▸ **Given problem**:
Can you retype every record below exactly as written?

▸ **Records**:
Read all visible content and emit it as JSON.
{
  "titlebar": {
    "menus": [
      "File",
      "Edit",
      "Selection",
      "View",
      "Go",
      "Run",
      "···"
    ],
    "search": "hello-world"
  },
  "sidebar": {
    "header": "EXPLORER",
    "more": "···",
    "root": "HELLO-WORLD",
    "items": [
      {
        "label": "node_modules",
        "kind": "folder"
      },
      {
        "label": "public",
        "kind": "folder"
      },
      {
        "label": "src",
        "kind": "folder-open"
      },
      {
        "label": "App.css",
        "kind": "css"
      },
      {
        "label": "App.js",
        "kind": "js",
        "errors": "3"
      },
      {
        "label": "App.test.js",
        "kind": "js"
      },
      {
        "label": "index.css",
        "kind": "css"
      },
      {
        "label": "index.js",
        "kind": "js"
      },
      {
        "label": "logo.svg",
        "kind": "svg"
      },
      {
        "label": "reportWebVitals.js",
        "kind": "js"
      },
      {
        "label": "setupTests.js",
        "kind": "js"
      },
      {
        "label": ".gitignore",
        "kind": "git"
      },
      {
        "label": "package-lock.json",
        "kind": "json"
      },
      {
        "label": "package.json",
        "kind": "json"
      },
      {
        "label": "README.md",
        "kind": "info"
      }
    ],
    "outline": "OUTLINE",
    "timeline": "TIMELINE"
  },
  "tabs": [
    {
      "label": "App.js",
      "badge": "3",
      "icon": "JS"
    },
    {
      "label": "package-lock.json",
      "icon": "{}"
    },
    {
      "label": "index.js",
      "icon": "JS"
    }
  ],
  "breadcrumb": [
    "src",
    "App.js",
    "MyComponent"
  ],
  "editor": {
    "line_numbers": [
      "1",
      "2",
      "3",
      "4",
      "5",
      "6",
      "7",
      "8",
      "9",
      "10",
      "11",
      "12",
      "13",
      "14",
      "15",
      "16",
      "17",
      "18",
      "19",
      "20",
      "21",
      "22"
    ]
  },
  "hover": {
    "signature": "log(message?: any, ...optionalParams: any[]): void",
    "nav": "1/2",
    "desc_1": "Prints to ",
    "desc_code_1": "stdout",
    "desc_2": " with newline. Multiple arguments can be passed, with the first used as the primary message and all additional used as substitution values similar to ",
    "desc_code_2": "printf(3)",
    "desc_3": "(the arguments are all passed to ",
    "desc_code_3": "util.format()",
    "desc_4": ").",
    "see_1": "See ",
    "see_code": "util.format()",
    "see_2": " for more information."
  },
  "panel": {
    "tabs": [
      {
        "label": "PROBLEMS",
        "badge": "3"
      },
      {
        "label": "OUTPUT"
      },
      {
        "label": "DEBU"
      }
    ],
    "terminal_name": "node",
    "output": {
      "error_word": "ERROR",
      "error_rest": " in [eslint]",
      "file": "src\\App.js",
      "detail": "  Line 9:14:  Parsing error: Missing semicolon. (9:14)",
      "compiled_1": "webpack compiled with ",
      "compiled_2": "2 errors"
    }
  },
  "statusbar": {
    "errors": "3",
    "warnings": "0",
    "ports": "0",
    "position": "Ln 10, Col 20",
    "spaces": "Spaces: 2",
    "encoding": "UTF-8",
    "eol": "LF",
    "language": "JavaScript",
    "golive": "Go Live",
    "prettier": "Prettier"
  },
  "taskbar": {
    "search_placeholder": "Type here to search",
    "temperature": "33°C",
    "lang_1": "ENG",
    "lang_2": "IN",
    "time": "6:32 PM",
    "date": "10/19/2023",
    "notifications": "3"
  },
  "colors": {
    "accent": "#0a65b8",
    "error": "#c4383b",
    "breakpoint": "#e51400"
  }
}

▸ **Result of this task**:
Read all visible content and emit it as JSON.
{
  "titlebar": {
    "menus": [
      "File",
      "Edit",
      "Selection",
      "View",
      "Go",
      "Run",
      "···"
    ],
    "search": "hello-world"
  },
  "sidebar": {
    "header": "EXPLORER",
    "more": "···",
    "root": "HELLO-WORLD",
    "items": [
      {
        "label": "node_modules",
        "kind": "folder"
      },
      {
        "label": "public",
        "kind": "folder"
      },
      {
        "label": "src",
        "kind": "folder-open"
      },
      {
        "label": "App.css",
        "kind": "css"
      },
      {
        "label": "App.js",
        "kind": "js",
        "errors": "3"
      },
      {
        "label": "App.test.js",
        "kind": "js"
      },
      {
        "label": "index.css",
        "kind": "css"
      },
      {
        "label": "index.js",
        "kind": "js"
      },
      {
        "label": "logo.svg",
        "kind": "svg"
      },
      {
        "label": "reportWebVitals.js",
        "kind": "js"
      },
      {
        "label": "setupTests.js",
        "kind": "js"
      },
      {
        "label": ".gitignore",
        "kind": "git"
      },
      {
        "label": "package-lock.json",
        "kind": "json"
      },
      {
        "label": "package.json",
        "kind": "json"
      },
      {
        "label": "README.md",
        "kind": "info"
      }
    ],
    "outline": "OUTLINE",
    "timeline": "TIMELINE"
  },
  "tabs": [
    {
      "label": "App.js",
      "badge": "3",
      "icon": "JS"
    },
    {
      "label": "package-lock.json",
      "icon": "{}"
    },
    {
      "label": "index.js",
      "icon": "JS"
    }
  ],
  "breadcrumb": [
    "src",
    "App.js",
    "MyComponent"
  ],
  "editor": {
    "line_numbers": [
      "1",
      "2",
      "3",
      "4",
      "5",
      "6",
      "7",
      "8",
      "9",
      "10",
      "11",
      "12",
      "13",
      "14",
      "15",
      "16",
      "17",
      "18",
      "19",
      "20",
      "21",
      "22"
    ]
  },
  "hover": {
    "signature": "log(message?: any, ...optionalParams: any[]): void",
    "nav": "1/2",
    "desc_1": "Prints to ",
    "desc_code_1": "stdout",
    "desc_2": " with newline. Multiple arguments can be passed, with the first used as the primary message and all additional used as substitution values similar to ",
    "desc_code_2": "printf(3)",
    "desc_3": "(the arguments are all passed to ",
    "desc_code_3": "util.format()",
    "desc_4": ").",
    "see_1": "See ",
    "see_code": "util.format()",
    "see_2": " for more information."
  },
  "panel": {
    "tabs": [
      {
        "label": "PROBLEMS",
        "badge": "3"
      },
      {
        "label": "OUTPUT"
      },
      {
        "label": "DEBU"
      }
    ],
    "terminal_name": "node",
    "output": {
      "error_word": "ERROR",
      "error_rest": " in [eslint]",
      "file": "src\\App.js",
      "detail": "  Line 9:14:  Parsing error: Missing semicolon. (9:14)",
      "compiled_1": "webpack compiled with ",
      "compiled_2": "2 errors"
    }
  },
  "statusbar": {
    "errors": "3",
    "warnings": "0",
    "ports": "0",
    "position": "Ln 10, Col 20",
    "spaces": "Spaces: 2",
    "encoding": "UTF-8",
    "eol": "LF",
    "language": "JavaScript",
    "golive": "Go Live",
    "prettier": "Prettier"
  },
  "taskbar": {
    "search_placeholder": "Type here to search",
    "temperature": "33°C",
    "lang_1": "ENG",
    "lang_2": "IN",
    "time": "6:32 PM",
    "date": "10/19/2023",
    "notifications": "3"
  },
  "colors": {
    "accent": "#0a65b8",
    "error": "#c4383b",
    "breakpoint": "#e51400"
  }
}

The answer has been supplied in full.